CHALLENGE » Wherever the word "icon" appears in the entries, copy the whole line.

— Start of SUPPLIED DATA —

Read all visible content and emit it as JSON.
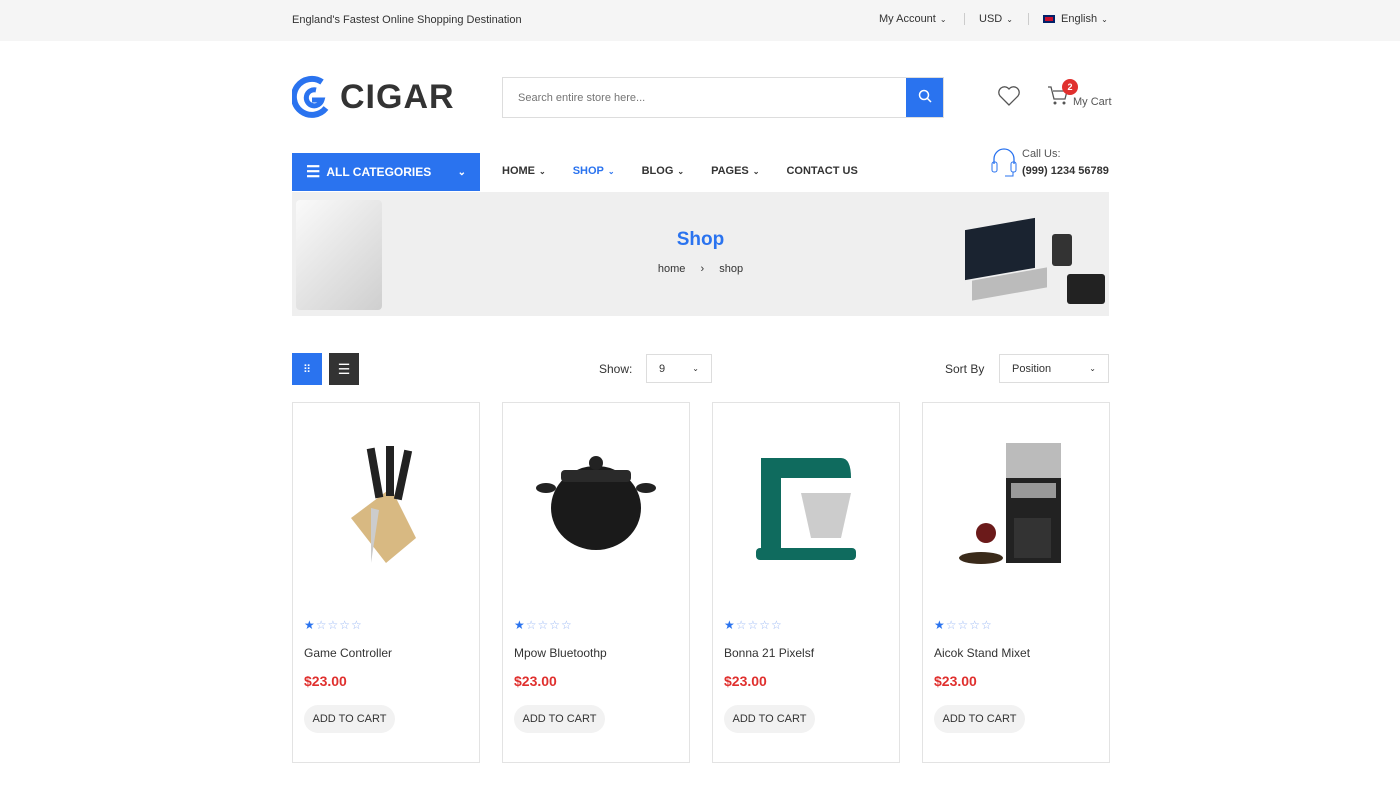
{
  "topbar": {
    "tagline": "England's Fastest Online Shopping Destination",
    "account": "My Account",
    "currency": "USD",
    "language": "English"
  },
  "header": {
    "logo": "CIGAR",
    "search_placeholder": "Search entire store here...",
    "cart_count": "2",
    "cart_label": "My Cart"
  },
  "nav": {
    "categories": "ALL CATEGORIES",
    "items": [
      "HOME",
      "SHOP",
      "BLOG",
      "PAGES",
      "CONTACT US"
    ],
    "active": "SHOP",
    "call_label": "Call Us:",
    "phone": "(999) 1234 56789"
  },
  "banner": {
    "title": "Shop",
    "breadcrumb": [
      "home",
      "shop"
    ]
  },
  "toolbar": {
    "show_label": "Show:",
    "show_value": "9",
    "sort_label": "Sort By",
    "sort_value": "Position"
  },
  "products": [
    {
      "name": "Game Controller",
      "price": "$23.00",
      "rating": 1,
      "button": "ADD TO CART",
      "icon": "knife-block"
    },
    {
      "name": "Mpow Bluetoothp",
      "price": "$23.00",
      "rating": 1,
      "button": "ADD TO CART",
      "icon": "pot"
    },
    {
      "name": "Bonna 21 Pixelsf",
      "price": "$23.00",
      "rating": 1,
      "button": "ADD TO CART",
      "icon": "stand-mixer"
    },
    {
      "name": "Aicok Stand Mixet",
      "price": "$23.00",
      "rating": 1,
      "button": "ADD TO CART",
      "icon": "coffee-maker"
    }
  ],
  "colors": {
    "accent": "#2a73ef",
    "price": "#e0302e"
  }
}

— End of SUPPLIED DATA —

TASK ANSWER »
      "icon": "knife-block"
      "icon": "pot"
      "icon": "stand-mixer"
      "icon": "coffee-maker"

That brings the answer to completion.